• PROBLEM: Repeat the whole listing exactly as written.

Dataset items
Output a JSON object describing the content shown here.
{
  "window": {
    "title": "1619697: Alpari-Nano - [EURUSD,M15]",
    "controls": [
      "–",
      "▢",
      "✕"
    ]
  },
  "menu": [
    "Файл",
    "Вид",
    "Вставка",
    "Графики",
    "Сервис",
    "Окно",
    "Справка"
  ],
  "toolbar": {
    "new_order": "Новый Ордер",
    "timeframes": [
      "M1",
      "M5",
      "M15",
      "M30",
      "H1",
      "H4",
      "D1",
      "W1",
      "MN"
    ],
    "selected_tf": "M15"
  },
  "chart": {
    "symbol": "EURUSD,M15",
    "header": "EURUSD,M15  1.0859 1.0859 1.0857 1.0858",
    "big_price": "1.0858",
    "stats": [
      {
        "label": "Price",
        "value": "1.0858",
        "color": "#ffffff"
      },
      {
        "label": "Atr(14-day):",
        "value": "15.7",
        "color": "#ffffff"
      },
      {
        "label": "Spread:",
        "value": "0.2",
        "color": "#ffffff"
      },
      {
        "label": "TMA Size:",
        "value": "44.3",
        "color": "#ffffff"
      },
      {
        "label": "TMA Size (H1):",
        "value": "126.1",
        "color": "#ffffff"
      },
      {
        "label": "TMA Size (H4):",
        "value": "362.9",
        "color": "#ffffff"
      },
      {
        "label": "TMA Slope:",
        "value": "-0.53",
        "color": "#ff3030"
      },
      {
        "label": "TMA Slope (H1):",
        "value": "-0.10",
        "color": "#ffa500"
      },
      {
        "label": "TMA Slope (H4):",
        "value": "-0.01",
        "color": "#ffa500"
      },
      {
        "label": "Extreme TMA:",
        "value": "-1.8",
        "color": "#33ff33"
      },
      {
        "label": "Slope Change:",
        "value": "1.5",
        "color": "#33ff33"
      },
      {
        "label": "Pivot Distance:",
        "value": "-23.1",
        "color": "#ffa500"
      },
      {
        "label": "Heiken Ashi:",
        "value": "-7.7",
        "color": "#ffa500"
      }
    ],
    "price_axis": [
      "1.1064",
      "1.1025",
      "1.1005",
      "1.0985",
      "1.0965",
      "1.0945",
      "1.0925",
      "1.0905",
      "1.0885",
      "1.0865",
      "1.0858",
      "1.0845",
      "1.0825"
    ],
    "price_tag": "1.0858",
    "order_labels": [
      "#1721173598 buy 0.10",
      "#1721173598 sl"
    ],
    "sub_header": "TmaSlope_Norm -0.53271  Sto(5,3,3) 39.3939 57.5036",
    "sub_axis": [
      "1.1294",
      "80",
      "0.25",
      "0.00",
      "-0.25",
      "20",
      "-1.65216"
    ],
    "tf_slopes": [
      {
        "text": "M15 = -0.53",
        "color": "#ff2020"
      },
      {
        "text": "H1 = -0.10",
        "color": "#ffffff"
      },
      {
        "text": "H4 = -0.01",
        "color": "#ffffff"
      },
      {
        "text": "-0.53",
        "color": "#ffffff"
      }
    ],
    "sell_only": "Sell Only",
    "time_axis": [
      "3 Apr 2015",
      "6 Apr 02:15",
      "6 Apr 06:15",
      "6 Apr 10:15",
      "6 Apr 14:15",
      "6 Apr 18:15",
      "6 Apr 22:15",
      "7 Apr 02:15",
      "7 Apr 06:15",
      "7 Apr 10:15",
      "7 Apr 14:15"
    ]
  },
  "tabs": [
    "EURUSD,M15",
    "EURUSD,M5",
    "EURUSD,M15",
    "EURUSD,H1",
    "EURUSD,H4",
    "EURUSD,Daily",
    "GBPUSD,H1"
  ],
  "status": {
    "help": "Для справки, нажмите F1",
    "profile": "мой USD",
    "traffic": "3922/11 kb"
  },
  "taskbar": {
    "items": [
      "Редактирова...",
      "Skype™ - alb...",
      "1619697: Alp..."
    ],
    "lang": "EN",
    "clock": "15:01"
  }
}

• RESULT FOR THIS TASK:
Output a JSON object describing the content shown here.
{
  "window": {
    "title": "1619697: Alpari-Nano - [EURUSD,M15]",
    "controls": [
      "–",
      "▢",
      "✕"
    ]
  },
  "menu": [
    "Файл",
    "Вид",
    "Вставка",
    "Графики",
    "Сервис",
    "Окно",
    "Справка"
  ],
  "toolbar": {
    "new_order": "Новый Ордер",
    "timeframes": [
      "M1",
      "M5",
      "M15",
      "M30",
      "H1",
      "H4",
      "D1",
      "W1",
      "MN"
    ],
    "selected_tf": "M15"
  },
  "chart": {
    "symbol": "EURUSD,M15",
    "header": "EURUSD,M15  1.0859 1.0859 1.0857 1.0858",
    "big_price": "1.0858",
    "stats": [
      {
        "label": "Price",
        "value": "1.0858",
        "color": "#ffffff"
      },
      {
        "label": "Atr(14-day):",
        "value": "15.7",
        "color": "#ffffff"
      },
      {
        "label": "Spread:",
        "value": "0.2",
        "color": "#ffffff"
      },
      {
        "label": "TMA Size:",
        "value": "44.3",
        "color": "#ffffff"
      },
      {
        "label": "TMA Size (H1):",
        "value": "126.1",
        "color": "#ffffff"
      },
      {
        "label": "TMA Size (H4):",
        "value": "362.9",
        "color": "#ffffff"
      },
      {
        "label": "TMA Slope:",
        "value": "-0.53",
        "color": "#ff3030"
      },
      {
        "label": "TMA Slope (H1):",
        "value": "-0.10",
        "color": "#ffa500"
      },
      {
        "label": "TMA Slope (H4):",
        "value": "-0.01",
        "color": "#ffa500"
      },
      {
        "label": "Extreme TMA:",
        "value": "-1.8",
        "color": "#33ff33"
      },
      {
        "label": "Slope Change:",
        "value": "1.5",
        "color": "#33ff33"
      },
      {
        "label": "Pivot Distance:",
        "value": "-23.1",
        "color": "#ffa500"
      },
      {
        "label": "Heiken Ashi:",
        "value": "-7.7",
        "color": "#ffa500"
      }
    ],
    "price_axis": [
      "1.1064",
      "1.1025",
      "1.1005",
      "1.0985",
      "1.0965",
      "1.0945",
      "1.0925",
      "1.0905",
      "1.0885",
      "1.0865",
      "1.0858",
      "1.0845",
      "1.0825"
    ],
    "price_tag": "1.0858",
    "order_labels": [
      "#1721173598 buy 0.10",
      "#1721173598 sl"
    ],
    "sub_header": "TmaSlope_Norm -0.53271  Sto(5,3,3) 39.3939 57.5036",
    "sub_axis": [
      "1.1294",
      "80",
      "0.25",
      "0.00",
      "-0.25",
      "20",
      "-1.65216"
    ],
    "tf_slopes": [
      {
        "text": "M15 = -0.53",
        "color": "#ff2020"
      },
      {
        "text": "H1 = -0.10",
        "color": "#ffffff"
      },
      {
        "text": "H4 = -0.01",
        "color": "#ffffff"
      },
      {
        "text": "-0.53",
        "color": "#ffffff"
      }
    ],
    "sell_only": "Sell Only",
    "time_axis": [
      "3 Apr 2015",
      "6 Apr 02:15",
      "6 Apr 06:15",
      "6 Apr 10:15",
      "6 Apr 14:15",
      "6 Apr 18:15",
      "6 Apr 22:15",
      "7 Apr 02:15",
      "7 Apr 06:15",
      "7 Apr 10:15",
      "7 Apr 14:15"
    ]
  },
  "tabs": [
    "EURUSD,M15",
    "EURUSD,M5",
    "EURUSD,M15",
    "EURUSD,H1",
    "EURUSD,H4",
    "EURUSD,Daily",
    "GBPUSD,H1"
  ],
  "status": {
    "help": "Для справки, нажмите F1",
    "profile": "мой USD",
    "traffic": "3922/11 kb"
  },
  "taskbar": {
    "items": [
      "Редактирова...",
      "Skype™ - alb...",
      "1619697: Alp..."
    ],
    "lang": "EN",
    "clock": "15:01"
  }
}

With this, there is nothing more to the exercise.